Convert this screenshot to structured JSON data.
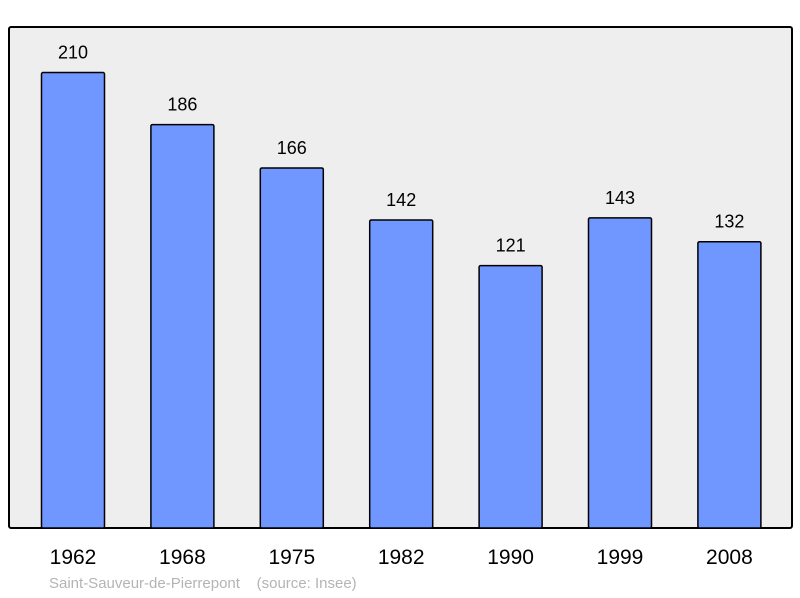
{
  "chart_data": {
    "type": "bar",
    "categories": [
      "1962",
      "1968",
      "1975",
      "1982",
      "1990",
      "1999",
      "2008"
    ],
    "values": [
      210,
      186,
      166,
      142,
      121,
      143,
      132
    ],
    "title": "",
    "xlabel": "",
    "ylabel": "",
    "ylim": [
      0,
      231
    ],
    "grid": false,
    "data_labels": true,
    "colors": {
      "bar": "#7096ff",
      "background": "#eeeeee",
      "border": "#000000"
    }
  },
  "footer": {
    "place": "Saint-Sauveur-de-Pierrepont",
    "source": "(source: Insee)"
  }
}
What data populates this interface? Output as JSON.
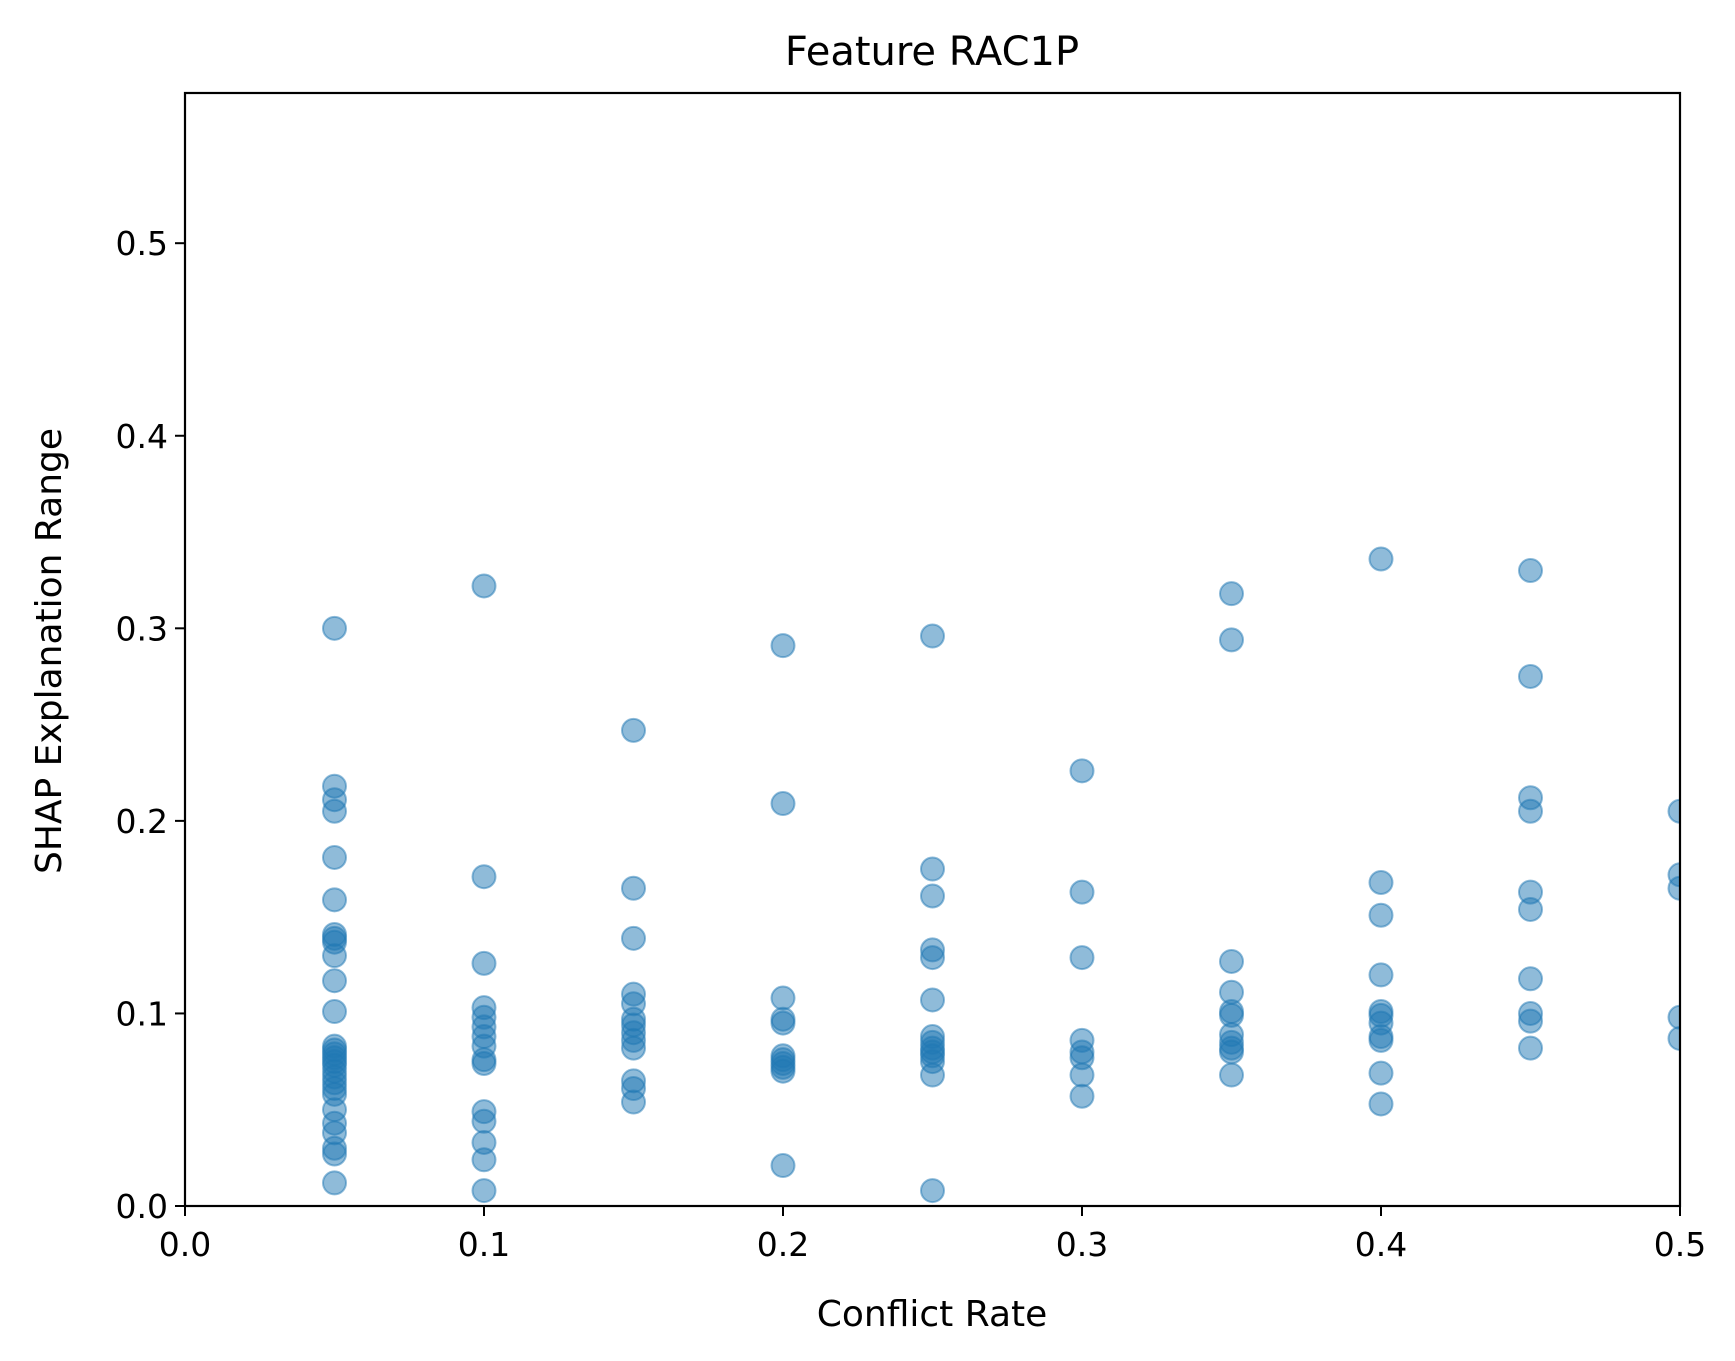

+--

## What is asked
Without the pictures, print the whole listing exactly as given.

## Finished answer
Convert this screenshot to structured JSON data.
{
  "chart_data": {
    "type": "bar",
    "categories": [
      "1962",
      "1968",
      "1975",
      "1982",
      "1990",
      "1999",
      "2008"
    ],
    "values": [
      210,
      186,
      166,
      142,
      121,
      143,
      132
    ],
    "title": "",
    "xlabel": "",
    "ylabel": "",
    "ylim": [
      0,
      231
    ],
    "grid": false,
    "data_labels": true,
    "colors": {
      "bar": "#7096ff",
      "background": "#eeeeee",
      "border": "#000000"
    }
  },
  "footer": {
    "place": "Saint-Sauveur-de-Pierrepont",
    "source": "(source: Insee)"
  }
}
What data populates this interface? Output as JSON.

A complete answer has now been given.